- _Data for processing_:
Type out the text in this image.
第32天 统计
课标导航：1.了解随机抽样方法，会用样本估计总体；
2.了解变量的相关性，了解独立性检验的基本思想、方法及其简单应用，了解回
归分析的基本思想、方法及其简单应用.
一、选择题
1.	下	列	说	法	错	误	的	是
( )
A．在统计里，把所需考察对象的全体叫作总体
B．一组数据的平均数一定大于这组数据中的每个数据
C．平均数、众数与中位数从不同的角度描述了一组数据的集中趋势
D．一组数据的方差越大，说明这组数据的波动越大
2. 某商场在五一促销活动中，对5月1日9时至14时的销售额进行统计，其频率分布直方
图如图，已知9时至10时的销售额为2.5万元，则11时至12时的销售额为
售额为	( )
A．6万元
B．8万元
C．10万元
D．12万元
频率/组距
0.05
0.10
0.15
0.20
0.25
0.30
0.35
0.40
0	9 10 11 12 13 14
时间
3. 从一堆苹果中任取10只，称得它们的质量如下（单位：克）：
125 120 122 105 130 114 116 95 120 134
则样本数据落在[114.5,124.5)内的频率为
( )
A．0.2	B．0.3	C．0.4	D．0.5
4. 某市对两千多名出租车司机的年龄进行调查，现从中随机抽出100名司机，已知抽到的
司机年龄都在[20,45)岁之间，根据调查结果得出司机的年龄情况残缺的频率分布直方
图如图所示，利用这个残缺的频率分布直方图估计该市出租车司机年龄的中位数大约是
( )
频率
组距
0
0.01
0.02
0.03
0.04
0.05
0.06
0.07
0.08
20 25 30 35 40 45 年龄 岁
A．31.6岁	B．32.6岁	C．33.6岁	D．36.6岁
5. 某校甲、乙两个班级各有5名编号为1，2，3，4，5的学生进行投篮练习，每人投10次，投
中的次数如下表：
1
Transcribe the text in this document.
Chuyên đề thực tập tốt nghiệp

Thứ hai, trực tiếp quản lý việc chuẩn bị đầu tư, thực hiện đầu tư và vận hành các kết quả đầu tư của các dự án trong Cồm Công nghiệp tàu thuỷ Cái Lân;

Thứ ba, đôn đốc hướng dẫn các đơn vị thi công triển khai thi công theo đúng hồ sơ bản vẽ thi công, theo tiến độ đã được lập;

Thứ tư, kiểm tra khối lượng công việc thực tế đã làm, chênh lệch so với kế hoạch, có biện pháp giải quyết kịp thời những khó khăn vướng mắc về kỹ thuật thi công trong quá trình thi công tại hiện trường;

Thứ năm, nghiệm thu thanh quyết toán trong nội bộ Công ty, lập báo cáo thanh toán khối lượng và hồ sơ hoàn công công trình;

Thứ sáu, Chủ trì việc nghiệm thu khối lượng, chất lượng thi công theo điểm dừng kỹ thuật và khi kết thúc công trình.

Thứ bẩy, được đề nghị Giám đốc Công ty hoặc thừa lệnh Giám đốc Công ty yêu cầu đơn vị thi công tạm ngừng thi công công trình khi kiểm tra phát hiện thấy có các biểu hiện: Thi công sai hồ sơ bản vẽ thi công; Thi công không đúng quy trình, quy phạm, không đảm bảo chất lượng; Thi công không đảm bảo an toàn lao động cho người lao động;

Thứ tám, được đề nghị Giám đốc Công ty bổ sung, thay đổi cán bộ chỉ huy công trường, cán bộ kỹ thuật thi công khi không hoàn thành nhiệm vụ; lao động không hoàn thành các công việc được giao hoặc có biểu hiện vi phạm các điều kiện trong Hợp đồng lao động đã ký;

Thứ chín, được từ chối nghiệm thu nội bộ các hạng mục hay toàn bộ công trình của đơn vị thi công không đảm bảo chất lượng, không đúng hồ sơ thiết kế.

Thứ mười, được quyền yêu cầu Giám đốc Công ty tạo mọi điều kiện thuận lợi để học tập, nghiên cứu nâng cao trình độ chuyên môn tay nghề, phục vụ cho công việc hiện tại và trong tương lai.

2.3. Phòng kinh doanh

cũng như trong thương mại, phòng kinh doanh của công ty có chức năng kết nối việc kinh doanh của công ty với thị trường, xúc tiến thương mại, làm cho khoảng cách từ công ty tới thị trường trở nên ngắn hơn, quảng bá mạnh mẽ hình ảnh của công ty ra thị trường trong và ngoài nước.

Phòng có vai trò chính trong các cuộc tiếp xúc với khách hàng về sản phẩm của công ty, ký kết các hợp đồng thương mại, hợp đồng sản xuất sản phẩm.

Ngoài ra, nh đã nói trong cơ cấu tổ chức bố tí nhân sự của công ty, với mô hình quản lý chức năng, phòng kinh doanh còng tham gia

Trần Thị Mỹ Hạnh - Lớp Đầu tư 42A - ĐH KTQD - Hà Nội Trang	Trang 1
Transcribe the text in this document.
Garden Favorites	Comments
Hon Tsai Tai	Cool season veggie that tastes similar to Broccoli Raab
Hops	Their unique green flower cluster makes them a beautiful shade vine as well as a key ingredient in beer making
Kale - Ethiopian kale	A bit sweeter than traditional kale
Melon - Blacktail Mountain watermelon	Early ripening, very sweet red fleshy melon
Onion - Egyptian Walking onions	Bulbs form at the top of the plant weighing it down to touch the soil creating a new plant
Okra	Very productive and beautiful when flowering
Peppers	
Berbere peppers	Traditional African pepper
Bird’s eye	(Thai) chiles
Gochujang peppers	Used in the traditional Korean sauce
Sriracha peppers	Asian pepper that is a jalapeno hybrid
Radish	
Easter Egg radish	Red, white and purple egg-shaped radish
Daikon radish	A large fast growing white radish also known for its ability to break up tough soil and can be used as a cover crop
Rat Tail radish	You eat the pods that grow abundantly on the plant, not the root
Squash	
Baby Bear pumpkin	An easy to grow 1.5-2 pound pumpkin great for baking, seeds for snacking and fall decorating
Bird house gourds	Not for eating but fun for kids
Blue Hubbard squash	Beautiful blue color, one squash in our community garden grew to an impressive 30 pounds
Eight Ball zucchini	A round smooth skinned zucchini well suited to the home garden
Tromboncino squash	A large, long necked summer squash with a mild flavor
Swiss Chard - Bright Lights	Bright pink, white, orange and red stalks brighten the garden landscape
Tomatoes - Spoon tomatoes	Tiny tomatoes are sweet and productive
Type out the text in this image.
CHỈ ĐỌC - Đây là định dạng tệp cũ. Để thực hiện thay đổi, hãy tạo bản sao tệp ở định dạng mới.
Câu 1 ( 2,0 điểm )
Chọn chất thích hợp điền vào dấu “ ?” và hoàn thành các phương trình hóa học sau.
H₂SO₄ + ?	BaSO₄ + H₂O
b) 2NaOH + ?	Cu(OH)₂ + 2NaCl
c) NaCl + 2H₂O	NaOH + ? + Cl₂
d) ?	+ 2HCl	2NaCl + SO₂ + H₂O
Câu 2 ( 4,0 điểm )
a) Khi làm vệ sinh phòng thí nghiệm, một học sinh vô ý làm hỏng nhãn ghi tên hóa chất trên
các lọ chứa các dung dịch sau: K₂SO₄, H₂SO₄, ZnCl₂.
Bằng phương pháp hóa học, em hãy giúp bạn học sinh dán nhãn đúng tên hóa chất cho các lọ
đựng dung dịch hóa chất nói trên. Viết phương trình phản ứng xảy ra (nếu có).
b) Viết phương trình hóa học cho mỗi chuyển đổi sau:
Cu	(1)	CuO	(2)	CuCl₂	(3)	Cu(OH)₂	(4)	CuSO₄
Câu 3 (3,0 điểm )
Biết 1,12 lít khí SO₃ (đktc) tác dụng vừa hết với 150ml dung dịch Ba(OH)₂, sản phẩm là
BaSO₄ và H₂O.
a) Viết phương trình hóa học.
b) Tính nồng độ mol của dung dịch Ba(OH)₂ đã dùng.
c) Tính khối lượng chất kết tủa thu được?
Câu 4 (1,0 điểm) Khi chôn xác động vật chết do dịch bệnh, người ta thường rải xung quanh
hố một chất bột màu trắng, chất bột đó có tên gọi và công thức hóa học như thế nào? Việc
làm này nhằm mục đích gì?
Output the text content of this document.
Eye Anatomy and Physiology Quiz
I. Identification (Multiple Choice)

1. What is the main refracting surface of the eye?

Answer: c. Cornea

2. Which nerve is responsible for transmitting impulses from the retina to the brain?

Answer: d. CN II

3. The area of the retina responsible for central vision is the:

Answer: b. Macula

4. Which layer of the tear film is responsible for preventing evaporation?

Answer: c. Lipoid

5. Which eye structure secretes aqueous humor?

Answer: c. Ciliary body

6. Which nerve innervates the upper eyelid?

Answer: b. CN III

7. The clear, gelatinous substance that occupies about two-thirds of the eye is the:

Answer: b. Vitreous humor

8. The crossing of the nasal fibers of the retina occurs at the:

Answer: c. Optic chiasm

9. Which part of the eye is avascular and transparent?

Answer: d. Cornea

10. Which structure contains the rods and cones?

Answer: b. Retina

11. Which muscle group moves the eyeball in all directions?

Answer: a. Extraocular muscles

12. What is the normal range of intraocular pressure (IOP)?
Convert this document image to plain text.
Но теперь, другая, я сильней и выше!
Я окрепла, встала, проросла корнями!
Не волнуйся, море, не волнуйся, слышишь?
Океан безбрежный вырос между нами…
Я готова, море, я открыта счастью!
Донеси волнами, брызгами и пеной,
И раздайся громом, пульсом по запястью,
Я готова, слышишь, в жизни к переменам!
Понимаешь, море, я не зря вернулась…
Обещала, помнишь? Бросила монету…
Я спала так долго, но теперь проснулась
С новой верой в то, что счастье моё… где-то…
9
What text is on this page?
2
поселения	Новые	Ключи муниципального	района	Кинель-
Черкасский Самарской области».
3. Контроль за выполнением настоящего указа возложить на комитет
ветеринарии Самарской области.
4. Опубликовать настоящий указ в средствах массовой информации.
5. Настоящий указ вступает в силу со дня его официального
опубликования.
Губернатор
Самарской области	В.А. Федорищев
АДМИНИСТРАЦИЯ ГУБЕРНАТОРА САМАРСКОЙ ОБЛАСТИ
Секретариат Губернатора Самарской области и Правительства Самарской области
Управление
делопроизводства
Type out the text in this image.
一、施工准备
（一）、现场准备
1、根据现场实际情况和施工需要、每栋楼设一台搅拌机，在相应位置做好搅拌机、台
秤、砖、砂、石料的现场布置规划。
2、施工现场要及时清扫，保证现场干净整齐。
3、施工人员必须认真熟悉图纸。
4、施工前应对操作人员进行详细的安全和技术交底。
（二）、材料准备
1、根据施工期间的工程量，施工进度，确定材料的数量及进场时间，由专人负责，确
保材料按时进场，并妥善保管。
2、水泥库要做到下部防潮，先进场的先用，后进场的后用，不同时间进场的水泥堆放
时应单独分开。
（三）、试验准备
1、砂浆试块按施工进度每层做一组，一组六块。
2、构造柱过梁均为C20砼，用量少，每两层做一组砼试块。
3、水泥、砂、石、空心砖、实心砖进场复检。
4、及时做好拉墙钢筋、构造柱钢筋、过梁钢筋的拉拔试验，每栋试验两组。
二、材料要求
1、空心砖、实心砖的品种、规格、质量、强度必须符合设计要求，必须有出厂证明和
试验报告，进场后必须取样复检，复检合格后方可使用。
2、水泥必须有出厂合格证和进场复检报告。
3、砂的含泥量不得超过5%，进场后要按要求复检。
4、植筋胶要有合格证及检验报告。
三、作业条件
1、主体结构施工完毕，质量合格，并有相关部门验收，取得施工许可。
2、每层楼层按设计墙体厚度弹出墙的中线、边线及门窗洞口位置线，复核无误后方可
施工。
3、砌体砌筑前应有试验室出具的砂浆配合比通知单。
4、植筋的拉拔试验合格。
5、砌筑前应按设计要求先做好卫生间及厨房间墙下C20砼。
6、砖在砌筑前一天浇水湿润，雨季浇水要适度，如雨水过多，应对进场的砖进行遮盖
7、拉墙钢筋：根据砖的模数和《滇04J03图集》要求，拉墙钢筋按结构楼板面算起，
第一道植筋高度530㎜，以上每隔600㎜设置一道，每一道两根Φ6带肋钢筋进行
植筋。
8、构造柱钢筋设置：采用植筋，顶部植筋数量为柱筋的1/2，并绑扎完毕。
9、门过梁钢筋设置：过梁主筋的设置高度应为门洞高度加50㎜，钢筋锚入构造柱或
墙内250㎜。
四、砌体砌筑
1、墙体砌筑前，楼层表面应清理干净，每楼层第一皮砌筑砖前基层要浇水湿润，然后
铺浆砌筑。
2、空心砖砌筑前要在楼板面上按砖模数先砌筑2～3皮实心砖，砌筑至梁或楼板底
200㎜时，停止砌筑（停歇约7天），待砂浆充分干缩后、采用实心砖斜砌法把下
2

- _Exercise directions_:
Select every line of the material above holding the word "dung" and copy it.

- _Task response_:
các lọ chứa các dung dịch sau: K₂SO₄, H₂SO₄, ZnCl₂.
đựng dung dịch hóa chất nói trên. Viết phương trình phản ứng xảy ra (nếu có).
Biết 1,12 lít khí SO₃ (đktc) tác dụng vừa hết với 150ml dung dịch Ba(OH)₂, sản phẩm là
b) Tính nồng độ mol của dung dịch Ba(OH)₂ đã dùng.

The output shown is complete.